=== Instruction ===
Exclude the pictures, then repeat the remaining data exactly.

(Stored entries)

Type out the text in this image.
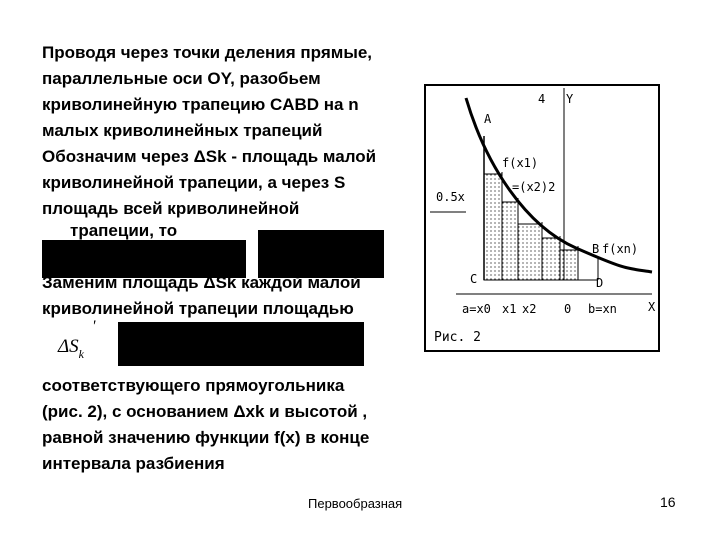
Проводя через точки деления прямые,
параллельные оси OY, разобьем
криволинейную трапецию CABD на n
малых криволинейных трапеций
Обозначим через ΔSk - площадь малой
криволинейной трапеции, а через S
площадь всей криволинейной
трапеции, то
Заменим площадь ΔSk каждой малой
криволинейной трапеции площадью
$\Delta S_k$
'
соответствующего прямоугольника
(рис. 2), с основанием Δxk и высотой ,
равной значению функции f(x) в конце
интервала разбиения
Первообразная	16
4 Y
A
f(x1)
=(x2)2
0.5x
B f(xn)
C	D
X
a=x0 x1 x2 0 b=xn
Рис. 2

=== Solution below ===
Type out the text in this image.
Проводя через точки деления прямые,
параллельные оси OY, разобьем
криволинейную трапецию CABD на n
малых криволинейных трапеций
Обозначим через ΔSk - площадь малой
криволинейной трапеции, а через S
площадь всей криволинейной
трапеции, то
Заменим площадь ΔSk каждой малой
криволинейной трапеции площадью
$\Delta S_k$
'
соответствующего прямоугольника
(рис. 2), с основанием Δxk и высотой ,
равной значению функции f(x) в конце
интервала разбиения
Первообразная	16
4 Y
A
f(x1)
=(x2)2
0.5x
B f(xn)
C	D
X
a=x0 x1 x2 0 b=xn
Рис. 2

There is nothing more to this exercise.